%%

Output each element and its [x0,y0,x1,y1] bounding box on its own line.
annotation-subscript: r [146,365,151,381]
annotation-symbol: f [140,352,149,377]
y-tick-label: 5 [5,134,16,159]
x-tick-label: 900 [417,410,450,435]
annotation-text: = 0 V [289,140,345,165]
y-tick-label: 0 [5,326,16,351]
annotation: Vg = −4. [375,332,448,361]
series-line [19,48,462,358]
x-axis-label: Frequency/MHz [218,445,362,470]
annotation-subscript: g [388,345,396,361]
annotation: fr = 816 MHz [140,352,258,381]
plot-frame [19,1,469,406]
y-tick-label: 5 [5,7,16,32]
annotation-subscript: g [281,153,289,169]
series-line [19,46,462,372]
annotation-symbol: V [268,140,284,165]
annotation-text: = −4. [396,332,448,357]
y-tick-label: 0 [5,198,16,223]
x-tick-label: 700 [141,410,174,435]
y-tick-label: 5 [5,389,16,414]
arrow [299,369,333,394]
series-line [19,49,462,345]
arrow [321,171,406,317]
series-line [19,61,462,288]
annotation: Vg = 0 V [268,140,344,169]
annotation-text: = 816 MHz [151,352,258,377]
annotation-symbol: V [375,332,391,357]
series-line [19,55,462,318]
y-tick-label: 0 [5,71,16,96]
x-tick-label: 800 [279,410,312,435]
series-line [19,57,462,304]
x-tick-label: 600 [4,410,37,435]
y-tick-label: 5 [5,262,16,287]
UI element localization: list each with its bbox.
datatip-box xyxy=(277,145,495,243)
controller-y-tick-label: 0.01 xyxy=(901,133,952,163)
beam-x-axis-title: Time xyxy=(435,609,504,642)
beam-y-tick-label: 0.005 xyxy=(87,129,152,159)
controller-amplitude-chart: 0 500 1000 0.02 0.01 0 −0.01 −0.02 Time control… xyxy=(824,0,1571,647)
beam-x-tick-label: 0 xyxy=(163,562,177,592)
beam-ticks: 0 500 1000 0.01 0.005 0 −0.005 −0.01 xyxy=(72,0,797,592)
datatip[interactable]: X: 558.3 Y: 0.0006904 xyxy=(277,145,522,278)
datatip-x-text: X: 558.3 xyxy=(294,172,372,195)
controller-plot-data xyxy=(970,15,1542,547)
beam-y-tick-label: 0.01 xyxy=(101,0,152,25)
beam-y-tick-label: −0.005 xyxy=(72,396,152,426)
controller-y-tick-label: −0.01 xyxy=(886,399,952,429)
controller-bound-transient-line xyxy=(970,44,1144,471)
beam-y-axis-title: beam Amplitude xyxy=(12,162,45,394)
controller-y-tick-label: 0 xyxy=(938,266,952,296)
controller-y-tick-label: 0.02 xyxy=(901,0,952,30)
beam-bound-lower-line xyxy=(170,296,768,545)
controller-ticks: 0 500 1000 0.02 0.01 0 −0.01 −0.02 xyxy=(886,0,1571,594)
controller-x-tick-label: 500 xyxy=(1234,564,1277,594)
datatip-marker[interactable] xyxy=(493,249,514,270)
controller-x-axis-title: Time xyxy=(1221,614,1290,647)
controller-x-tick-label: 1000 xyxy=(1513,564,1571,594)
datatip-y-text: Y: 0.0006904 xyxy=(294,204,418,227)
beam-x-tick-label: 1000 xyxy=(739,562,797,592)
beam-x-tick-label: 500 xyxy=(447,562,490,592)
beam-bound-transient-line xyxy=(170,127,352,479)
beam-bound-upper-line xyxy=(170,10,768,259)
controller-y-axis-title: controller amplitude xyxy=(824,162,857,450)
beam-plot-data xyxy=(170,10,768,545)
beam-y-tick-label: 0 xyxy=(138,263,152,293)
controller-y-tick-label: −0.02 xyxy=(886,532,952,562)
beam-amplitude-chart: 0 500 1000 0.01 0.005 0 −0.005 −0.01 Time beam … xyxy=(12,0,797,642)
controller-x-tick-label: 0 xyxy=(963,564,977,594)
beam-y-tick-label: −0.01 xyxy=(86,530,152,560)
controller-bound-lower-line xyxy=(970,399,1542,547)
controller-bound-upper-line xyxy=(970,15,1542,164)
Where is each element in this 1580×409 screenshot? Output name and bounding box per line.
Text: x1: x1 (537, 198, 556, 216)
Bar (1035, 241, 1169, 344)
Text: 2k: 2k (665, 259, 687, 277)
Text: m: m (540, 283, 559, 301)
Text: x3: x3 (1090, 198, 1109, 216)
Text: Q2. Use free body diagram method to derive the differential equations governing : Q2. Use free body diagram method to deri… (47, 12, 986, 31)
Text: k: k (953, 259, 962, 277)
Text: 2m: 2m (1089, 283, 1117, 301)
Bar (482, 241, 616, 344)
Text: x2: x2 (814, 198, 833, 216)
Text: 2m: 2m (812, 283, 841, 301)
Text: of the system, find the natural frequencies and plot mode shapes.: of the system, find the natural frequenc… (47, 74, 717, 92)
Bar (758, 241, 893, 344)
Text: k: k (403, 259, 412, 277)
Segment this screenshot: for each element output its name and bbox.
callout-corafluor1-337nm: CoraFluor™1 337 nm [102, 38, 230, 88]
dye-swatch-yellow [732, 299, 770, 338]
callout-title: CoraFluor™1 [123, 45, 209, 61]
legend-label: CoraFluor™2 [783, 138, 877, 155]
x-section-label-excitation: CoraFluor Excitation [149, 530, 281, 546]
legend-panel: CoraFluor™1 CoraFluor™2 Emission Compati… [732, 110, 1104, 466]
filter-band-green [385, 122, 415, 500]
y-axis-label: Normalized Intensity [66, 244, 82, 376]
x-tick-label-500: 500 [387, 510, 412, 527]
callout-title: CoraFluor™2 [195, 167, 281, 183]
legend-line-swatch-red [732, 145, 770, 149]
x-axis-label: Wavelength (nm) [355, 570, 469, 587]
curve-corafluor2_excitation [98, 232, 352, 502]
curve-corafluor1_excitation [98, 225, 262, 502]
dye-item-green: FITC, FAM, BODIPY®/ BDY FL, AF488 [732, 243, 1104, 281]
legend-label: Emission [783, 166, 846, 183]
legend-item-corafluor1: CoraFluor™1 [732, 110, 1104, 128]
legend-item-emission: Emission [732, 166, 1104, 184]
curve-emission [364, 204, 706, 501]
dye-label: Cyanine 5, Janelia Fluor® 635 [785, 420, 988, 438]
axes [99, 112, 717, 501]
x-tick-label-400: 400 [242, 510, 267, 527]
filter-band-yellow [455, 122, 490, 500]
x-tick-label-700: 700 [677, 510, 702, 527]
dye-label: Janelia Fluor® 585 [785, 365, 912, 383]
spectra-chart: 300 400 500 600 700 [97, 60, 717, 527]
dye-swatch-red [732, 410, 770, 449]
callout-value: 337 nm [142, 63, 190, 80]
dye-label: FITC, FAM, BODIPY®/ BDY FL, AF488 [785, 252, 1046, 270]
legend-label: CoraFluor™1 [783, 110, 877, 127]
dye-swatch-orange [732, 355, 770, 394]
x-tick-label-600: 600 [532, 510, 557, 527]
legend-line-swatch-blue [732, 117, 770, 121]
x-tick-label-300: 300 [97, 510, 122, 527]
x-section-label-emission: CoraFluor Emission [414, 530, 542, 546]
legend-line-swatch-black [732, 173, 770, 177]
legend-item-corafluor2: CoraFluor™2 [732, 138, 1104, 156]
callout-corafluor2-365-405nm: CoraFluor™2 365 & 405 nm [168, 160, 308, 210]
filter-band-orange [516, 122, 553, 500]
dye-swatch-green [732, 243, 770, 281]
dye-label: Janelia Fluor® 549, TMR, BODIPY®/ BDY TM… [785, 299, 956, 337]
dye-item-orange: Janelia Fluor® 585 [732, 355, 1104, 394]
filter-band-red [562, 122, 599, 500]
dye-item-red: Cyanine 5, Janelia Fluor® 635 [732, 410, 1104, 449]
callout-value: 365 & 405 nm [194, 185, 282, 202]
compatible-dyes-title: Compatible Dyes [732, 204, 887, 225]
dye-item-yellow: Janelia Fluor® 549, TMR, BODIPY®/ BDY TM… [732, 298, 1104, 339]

%%

# Exercise prompt
Tally the lines above that contain the string "subscript", treating case as significant, and reply with the number alone.

# Solution
3